Copy each line in the data that includes the word "minute".

# DATA SUPPLIED
============================================================

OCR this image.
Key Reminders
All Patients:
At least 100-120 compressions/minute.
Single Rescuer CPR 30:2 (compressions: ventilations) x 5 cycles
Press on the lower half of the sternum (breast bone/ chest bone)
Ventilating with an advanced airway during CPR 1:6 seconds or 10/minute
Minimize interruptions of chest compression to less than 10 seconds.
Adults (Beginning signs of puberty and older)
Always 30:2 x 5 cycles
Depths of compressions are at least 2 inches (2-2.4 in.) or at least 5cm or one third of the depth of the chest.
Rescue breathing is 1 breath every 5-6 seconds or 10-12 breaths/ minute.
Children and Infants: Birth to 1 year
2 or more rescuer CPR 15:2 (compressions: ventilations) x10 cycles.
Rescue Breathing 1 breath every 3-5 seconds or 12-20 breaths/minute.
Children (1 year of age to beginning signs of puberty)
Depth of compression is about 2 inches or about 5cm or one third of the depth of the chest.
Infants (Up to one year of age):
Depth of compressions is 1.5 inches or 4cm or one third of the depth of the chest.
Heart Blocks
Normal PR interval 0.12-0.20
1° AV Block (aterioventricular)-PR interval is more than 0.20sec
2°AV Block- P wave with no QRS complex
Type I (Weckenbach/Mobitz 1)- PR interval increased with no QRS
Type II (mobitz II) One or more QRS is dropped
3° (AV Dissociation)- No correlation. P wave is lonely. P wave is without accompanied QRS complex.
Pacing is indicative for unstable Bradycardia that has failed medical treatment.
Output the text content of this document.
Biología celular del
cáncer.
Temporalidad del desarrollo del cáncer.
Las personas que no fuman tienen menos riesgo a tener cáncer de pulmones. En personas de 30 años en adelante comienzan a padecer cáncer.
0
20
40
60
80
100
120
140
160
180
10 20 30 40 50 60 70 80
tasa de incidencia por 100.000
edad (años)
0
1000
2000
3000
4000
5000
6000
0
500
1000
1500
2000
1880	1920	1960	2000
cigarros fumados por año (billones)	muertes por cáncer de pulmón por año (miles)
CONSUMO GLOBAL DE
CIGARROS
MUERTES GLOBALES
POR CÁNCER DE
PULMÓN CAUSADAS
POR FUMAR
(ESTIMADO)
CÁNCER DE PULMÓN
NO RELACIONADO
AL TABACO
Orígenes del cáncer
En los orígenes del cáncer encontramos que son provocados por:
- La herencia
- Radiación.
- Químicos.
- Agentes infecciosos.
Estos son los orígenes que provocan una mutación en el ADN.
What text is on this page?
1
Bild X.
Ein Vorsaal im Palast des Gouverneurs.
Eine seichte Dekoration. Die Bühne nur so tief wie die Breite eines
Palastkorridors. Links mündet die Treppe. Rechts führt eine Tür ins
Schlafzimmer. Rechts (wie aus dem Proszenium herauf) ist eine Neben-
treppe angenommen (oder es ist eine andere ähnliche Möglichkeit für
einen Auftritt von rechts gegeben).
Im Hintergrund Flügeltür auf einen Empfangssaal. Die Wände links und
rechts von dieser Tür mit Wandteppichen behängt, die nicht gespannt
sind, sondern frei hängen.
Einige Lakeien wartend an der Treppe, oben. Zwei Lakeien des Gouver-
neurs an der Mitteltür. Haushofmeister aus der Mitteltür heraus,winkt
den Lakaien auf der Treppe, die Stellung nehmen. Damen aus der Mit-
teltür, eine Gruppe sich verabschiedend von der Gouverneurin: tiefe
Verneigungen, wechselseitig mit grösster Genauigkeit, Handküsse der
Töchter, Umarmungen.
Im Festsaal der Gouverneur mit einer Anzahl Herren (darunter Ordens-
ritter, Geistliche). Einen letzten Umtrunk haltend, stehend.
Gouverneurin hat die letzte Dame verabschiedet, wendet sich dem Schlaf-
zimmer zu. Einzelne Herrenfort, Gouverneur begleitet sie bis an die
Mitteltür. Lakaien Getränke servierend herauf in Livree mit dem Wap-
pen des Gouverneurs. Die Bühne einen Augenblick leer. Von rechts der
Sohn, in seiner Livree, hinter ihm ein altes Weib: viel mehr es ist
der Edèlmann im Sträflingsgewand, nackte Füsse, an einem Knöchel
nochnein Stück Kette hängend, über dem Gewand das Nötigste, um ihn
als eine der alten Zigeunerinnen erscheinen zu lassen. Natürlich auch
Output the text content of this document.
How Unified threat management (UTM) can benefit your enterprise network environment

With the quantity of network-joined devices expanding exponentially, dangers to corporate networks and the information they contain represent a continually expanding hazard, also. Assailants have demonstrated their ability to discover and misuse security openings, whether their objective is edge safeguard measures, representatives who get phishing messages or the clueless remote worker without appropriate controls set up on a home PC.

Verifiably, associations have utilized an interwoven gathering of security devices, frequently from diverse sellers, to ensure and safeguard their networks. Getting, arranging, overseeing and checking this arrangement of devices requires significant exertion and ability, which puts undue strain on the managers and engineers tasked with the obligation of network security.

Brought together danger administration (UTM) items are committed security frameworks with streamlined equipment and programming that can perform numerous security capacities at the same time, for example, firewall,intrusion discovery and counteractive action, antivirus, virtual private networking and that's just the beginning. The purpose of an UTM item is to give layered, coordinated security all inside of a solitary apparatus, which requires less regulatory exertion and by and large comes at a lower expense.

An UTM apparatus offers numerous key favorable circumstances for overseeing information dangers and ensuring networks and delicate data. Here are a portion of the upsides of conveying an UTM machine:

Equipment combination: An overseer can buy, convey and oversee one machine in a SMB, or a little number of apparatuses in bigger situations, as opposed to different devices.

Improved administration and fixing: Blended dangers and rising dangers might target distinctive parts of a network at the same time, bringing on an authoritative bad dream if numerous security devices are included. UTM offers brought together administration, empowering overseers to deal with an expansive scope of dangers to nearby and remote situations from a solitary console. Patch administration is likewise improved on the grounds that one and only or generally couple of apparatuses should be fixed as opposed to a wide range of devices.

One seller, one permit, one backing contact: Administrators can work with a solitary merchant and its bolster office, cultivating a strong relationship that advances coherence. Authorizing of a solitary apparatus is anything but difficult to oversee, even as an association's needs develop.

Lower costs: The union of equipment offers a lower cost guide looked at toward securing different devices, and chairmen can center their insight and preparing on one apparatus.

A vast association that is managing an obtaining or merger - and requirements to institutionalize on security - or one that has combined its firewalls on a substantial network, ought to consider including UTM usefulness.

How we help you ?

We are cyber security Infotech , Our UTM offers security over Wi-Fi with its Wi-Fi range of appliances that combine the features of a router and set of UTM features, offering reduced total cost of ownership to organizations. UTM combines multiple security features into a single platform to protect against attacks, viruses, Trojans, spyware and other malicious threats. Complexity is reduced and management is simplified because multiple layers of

============================================================

# RESULT BELOW
At least 100-120 compressions/minute.
Ventilating with an advanced airway during CPR 1:6 seconds or 10/minute
Rescue breathing is 1 breath every 5-6 seconds or 10-12 breaths/ minute.
Rescue Breathing 1 breath every 3-5 seconds or 12-20 breaths/minute.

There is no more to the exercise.